_THE PROBLEM_: Count, in the entries below, the lines in which "biệt" occurs. Give the number, nothing more.

Data entries
════════════════════
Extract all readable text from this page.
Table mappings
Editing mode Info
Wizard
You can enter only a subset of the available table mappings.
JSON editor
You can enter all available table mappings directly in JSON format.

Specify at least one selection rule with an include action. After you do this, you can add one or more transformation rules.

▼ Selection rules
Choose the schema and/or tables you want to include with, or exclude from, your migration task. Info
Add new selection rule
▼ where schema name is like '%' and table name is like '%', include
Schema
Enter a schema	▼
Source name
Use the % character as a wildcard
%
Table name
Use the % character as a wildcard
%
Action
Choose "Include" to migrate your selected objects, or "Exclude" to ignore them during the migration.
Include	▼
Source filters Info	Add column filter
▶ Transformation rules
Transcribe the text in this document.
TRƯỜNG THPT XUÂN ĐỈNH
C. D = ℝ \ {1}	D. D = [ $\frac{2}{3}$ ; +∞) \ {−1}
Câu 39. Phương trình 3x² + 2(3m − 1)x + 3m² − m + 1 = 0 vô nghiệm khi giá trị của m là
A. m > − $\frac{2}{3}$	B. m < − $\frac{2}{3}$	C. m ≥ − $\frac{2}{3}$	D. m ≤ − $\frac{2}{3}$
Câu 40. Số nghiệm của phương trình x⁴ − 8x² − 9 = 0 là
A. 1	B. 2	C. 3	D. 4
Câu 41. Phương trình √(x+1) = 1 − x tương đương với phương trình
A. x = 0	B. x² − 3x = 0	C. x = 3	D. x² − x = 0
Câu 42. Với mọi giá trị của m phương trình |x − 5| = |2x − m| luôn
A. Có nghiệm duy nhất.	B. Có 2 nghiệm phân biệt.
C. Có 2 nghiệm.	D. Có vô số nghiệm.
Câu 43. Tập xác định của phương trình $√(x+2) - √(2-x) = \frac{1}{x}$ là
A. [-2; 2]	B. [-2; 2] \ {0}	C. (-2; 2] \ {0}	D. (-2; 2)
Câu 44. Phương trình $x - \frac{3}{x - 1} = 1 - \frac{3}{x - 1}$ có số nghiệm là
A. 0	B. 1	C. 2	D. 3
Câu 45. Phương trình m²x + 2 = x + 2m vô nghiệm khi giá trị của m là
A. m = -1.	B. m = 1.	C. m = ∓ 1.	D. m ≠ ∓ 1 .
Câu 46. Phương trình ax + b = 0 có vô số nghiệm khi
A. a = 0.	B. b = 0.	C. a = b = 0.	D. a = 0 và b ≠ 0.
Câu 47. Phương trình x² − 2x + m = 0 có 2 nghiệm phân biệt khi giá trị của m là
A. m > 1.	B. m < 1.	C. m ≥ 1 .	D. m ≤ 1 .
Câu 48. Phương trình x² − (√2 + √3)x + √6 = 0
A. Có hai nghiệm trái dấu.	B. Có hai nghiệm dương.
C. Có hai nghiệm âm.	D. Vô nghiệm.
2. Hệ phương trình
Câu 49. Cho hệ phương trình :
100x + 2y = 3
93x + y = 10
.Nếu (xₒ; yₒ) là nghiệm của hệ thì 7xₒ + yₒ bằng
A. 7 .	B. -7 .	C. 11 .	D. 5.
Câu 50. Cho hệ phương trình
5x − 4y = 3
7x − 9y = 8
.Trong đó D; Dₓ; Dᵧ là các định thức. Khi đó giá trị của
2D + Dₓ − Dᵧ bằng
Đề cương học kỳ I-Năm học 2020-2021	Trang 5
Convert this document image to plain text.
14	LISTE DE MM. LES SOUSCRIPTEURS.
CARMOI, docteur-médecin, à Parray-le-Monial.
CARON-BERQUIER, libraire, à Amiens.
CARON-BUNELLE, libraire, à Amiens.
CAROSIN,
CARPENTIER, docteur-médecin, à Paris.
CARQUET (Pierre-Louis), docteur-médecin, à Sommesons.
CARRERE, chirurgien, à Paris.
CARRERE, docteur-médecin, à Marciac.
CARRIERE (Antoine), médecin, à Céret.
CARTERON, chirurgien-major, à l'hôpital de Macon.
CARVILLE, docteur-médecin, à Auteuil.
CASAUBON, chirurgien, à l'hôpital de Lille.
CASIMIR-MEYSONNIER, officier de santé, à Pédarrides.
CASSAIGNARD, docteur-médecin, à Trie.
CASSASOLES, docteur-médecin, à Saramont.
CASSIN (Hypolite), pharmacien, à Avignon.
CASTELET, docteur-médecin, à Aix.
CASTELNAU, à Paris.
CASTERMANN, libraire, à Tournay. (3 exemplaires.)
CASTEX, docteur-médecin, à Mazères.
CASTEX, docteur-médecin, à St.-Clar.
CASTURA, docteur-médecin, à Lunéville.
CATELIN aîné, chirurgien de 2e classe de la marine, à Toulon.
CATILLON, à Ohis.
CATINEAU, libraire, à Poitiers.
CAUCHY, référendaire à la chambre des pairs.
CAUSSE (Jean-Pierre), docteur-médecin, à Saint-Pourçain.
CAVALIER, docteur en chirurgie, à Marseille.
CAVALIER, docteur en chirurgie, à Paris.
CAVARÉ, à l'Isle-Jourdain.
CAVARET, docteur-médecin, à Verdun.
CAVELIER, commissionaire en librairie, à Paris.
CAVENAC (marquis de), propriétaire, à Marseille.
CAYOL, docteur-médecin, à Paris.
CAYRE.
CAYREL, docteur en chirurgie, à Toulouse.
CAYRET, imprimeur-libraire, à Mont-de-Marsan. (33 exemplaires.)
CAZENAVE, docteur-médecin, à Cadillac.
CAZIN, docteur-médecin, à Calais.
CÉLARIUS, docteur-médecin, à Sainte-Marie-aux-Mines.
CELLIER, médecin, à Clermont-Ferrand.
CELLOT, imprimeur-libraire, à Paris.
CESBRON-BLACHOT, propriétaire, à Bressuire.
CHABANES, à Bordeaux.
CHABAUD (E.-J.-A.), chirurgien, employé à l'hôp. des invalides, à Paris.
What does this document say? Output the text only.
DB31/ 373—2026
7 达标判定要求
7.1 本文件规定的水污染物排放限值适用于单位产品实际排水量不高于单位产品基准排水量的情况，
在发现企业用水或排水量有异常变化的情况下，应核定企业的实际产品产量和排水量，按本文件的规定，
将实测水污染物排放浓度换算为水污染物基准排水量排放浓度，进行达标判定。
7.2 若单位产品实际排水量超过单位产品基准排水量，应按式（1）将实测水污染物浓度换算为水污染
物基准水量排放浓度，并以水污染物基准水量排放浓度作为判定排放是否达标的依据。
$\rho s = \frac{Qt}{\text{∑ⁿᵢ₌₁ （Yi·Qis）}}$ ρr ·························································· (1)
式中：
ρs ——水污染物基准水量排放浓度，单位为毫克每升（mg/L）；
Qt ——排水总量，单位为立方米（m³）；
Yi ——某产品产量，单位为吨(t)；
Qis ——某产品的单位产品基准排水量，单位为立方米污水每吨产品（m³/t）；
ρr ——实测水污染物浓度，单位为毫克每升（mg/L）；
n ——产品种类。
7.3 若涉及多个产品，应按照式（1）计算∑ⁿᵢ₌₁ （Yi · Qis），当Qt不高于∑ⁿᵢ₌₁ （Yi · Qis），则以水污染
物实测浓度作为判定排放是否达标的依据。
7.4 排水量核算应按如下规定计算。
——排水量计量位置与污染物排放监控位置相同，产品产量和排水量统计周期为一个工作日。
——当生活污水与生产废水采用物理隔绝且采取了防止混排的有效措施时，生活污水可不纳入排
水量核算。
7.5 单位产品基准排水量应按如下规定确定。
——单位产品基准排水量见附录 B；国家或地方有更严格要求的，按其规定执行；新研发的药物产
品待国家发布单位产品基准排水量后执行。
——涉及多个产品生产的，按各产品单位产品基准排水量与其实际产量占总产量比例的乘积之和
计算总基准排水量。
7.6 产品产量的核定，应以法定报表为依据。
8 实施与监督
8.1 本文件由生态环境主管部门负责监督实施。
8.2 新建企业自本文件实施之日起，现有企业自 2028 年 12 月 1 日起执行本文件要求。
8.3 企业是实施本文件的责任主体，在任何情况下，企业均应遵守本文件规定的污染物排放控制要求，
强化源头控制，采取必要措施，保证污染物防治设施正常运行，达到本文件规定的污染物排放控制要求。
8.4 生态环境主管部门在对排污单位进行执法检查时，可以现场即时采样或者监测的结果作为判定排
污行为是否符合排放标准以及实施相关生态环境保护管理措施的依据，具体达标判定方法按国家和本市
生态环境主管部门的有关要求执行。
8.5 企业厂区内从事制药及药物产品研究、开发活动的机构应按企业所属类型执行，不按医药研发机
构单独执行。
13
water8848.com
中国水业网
════════════════════
_CORRECT RESPONSE_: 2